- [DATA TO USE]
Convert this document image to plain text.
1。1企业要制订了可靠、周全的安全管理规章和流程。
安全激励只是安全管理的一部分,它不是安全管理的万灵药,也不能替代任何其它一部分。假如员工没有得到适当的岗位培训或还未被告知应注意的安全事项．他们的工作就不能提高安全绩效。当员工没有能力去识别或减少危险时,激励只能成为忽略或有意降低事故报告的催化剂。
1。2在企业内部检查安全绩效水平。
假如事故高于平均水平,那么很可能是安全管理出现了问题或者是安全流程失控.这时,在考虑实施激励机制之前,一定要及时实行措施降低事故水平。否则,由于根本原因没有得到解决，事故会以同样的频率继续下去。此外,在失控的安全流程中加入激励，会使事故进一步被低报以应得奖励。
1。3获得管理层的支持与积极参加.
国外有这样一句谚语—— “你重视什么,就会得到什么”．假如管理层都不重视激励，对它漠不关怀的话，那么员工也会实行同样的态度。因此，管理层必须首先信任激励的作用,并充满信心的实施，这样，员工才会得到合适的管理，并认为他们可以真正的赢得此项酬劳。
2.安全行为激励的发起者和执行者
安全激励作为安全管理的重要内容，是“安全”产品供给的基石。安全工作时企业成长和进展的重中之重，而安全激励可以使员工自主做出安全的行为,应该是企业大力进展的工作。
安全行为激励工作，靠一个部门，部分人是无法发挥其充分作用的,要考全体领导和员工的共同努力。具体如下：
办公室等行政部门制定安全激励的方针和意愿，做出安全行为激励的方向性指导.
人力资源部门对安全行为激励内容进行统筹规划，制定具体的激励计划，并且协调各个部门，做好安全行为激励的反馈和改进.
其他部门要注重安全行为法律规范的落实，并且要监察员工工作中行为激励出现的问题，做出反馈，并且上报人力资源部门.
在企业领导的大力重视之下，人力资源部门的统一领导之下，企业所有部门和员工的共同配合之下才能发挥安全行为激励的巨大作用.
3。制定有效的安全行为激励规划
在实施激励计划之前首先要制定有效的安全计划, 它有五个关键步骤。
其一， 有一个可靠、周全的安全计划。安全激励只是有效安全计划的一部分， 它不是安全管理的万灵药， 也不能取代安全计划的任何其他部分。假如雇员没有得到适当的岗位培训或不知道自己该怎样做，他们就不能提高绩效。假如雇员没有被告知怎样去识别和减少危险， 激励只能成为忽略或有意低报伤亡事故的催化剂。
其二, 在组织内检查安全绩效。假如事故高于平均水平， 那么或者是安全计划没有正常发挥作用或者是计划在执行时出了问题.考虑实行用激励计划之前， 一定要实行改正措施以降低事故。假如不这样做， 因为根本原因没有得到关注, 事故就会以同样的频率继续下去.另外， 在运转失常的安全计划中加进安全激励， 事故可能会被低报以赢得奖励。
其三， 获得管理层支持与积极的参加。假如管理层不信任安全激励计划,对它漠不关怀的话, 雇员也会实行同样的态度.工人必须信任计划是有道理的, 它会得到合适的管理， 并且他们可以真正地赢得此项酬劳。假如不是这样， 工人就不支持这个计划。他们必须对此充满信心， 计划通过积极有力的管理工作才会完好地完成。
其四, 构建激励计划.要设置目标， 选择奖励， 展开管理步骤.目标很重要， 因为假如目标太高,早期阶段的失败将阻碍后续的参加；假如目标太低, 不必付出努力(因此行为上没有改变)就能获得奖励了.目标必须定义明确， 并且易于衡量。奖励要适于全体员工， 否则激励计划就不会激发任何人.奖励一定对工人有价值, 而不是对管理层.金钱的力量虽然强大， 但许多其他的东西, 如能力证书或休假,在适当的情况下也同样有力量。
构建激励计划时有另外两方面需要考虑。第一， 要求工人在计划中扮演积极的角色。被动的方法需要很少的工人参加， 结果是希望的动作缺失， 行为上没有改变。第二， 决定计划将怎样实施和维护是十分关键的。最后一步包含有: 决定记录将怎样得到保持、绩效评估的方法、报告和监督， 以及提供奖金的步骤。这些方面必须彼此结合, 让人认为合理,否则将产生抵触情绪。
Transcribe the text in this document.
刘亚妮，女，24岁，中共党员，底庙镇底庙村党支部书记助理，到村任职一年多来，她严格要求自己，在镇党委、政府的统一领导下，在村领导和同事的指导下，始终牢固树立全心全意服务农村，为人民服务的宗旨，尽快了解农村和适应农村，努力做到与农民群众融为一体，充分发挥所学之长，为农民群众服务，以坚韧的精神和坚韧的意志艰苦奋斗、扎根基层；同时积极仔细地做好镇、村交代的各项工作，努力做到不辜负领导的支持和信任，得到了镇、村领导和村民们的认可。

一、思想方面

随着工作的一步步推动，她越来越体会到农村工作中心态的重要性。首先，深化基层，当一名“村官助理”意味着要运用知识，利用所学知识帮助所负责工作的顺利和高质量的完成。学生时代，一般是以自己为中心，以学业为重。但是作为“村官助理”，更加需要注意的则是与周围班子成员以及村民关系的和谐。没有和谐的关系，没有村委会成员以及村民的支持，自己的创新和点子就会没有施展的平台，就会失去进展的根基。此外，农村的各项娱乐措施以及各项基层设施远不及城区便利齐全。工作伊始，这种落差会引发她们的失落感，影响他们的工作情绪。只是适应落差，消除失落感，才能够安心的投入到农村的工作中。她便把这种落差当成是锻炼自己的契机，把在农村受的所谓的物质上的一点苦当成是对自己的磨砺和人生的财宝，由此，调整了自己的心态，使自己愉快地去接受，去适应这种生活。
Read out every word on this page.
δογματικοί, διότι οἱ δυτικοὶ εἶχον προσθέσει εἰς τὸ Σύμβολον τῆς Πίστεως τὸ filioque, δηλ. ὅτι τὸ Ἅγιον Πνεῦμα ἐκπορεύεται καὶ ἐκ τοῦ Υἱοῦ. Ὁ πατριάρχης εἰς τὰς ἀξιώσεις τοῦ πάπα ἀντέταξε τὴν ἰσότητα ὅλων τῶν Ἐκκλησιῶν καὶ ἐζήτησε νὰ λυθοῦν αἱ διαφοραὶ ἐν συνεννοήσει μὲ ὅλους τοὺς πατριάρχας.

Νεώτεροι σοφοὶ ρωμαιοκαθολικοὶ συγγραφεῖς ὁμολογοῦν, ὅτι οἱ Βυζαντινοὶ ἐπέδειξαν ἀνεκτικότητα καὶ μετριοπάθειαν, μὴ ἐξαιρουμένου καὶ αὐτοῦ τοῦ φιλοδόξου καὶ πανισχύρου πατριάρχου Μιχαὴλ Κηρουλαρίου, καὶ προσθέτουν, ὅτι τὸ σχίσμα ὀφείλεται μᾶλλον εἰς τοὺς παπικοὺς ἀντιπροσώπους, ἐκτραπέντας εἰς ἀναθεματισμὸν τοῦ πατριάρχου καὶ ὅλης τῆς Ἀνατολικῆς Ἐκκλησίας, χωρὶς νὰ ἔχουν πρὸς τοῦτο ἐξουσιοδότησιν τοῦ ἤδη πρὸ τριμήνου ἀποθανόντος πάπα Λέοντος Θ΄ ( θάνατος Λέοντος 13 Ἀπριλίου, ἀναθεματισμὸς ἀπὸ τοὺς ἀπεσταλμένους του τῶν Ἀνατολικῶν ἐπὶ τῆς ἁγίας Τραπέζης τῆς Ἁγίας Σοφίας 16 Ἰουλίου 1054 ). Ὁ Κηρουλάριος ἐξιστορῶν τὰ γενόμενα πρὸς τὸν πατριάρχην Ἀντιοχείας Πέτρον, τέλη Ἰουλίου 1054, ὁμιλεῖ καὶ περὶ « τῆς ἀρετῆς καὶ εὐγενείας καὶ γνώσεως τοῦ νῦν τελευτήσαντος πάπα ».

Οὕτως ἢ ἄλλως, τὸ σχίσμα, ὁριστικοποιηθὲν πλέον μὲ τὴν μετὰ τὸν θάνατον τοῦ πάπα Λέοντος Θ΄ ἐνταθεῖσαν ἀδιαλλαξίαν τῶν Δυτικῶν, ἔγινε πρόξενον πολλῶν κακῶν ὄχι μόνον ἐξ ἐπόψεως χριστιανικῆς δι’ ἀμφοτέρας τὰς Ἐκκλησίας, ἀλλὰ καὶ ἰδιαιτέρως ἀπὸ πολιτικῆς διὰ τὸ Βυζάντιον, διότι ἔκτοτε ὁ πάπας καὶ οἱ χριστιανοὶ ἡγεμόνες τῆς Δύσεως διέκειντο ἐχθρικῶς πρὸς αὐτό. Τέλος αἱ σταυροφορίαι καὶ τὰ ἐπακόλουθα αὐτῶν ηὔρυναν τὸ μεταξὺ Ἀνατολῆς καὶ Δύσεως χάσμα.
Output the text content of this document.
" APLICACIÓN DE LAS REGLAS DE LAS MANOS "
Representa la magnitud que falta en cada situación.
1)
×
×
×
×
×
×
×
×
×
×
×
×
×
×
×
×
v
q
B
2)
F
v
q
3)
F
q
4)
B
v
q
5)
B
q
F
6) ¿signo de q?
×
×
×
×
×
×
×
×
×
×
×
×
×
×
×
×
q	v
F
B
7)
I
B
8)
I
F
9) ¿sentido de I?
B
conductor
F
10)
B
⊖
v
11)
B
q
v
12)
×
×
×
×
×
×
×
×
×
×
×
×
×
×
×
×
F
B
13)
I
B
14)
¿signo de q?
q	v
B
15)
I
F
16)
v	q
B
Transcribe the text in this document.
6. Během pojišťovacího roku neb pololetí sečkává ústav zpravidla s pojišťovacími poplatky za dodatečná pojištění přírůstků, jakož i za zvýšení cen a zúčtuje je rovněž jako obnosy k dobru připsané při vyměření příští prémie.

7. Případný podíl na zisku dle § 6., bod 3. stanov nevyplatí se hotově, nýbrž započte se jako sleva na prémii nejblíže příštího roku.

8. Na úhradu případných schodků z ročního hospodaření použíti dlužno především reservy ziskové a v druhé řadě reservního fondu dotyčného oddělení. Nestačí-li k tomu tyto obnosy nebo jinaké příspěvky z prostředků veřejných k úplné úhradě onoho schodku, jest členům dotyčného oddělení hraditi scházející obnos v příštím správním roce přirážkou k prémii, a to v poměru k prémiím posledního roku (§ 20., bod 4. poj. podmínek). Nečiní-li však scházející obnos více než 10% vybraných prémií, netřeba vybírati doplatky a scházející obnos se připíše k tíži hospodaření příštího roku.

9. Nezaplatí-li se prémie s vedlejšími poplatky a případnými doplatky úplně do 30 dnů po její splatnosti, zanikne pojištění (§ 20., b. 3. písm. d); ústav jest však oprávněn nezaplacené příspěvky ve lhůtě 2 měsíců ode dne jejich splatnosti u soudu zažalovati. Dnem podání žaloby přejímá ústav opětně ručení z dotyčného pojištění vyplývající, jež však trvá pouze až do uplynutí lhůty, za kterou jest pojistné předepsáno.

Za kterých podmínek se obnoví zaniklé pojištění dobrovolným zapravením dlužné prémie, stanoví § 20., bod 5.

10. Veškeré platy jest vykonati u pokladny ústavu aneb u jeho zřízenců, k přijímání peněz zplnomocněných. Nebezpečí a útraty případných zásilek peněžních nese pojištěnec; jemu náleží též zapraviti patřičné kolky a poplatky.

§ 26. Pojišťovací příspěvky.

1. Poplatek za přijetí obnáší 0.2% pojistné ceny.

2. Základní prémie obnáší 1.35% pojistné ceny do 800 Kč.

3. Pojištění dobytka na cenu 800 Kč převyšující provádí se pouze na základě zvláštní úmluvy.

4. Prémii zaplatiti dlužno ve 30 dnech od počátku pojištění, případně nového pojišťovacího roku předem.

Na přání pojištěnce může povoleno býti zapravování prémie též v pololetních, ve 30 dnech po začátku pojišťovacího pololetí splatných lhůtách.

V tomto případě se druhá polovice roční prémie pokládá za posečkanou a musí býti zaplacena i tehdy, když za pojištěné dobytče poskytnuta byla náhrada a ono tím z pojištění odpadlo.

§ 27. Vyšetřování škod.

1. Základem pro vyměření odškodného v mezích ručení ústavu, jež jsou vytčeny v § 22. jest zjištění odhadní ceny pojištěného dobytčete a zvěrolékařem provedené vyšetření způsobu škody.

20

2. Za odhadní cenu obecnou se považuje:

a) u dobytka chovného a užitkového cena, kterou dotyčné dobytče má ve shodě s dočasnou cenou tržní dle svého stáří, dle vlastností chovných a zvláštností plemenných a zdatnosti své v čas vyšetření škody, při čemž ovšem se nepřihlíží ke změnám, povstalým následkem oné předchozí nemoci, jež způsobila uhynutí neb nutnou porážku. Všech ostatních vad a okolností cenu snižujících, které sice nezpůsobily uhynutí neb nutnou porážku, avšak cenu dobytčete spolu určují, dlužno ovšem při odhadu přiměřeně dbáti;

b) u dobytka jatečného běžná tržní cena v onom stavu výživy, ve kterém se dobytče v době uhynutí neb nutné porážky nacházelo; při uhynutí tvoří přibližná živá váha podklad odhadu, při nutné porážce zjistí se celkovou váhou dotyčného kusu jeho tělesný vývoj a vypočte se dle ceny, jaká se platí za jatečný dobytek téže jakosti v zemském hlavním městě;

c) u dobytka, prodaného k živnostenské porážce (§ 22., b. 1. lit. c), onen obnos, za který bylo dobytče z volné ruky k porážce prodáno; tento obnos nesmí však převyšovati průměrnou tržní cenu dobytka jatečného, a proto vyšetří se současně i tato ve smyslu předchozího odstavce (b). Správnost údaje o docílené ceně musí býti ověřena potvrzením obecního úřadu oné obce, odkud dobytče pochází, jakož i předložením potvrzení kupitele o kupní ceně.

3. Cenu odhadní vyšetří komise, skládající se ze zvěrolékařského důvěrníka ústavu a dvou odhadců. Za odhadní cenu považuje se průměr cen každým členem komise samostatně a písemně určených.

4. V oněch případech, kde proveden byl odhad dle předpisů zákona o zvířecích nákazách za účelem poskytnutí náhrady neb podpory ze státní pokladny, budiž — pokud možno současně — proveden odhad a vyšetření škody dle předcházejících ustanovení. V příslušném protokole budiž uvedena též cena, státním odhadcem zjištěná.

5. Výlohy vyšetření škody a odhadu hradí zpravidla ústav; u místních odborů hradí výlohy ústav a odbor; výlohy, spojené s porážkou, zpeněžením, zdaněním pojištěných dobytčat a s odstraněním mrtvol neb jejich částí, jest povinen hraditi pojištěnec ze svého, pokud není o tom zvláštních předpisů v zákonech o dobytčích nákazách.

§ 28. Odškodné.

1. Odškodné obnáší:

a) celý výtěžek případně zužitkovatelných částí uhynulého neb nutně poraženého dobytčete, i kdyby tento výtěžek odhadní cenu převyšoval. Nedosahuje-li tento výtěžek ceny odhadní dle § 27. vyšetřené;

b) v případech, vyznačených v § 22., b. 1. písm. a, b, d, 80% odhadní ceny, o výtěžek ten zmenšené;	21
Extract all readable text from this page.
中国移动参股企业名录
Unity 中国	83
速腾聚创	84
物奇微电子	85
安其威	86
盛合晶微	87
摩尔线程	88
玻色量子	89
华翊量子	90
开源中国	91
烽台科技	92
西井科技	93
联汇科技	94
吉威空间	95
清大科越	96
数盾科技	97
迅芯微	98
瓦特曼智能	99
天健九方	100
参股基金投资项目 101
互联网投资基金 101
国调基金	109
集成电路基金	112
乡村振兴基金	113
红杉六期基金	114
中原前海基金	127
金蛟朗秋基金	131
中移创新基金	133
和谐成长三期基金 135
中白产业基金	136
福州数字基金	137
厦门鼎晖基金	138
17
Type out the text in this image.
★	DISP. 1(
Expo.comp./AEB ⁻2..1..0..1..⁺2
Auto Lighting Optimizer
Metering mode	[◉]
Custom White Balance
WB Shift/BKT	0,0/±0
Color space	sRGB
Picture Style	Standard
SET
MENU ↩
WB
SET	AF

- [STATED GOAL] State, as a bare number, how many lines of the listing hold the word "dotyčného".

- [THE SOLUTION] 3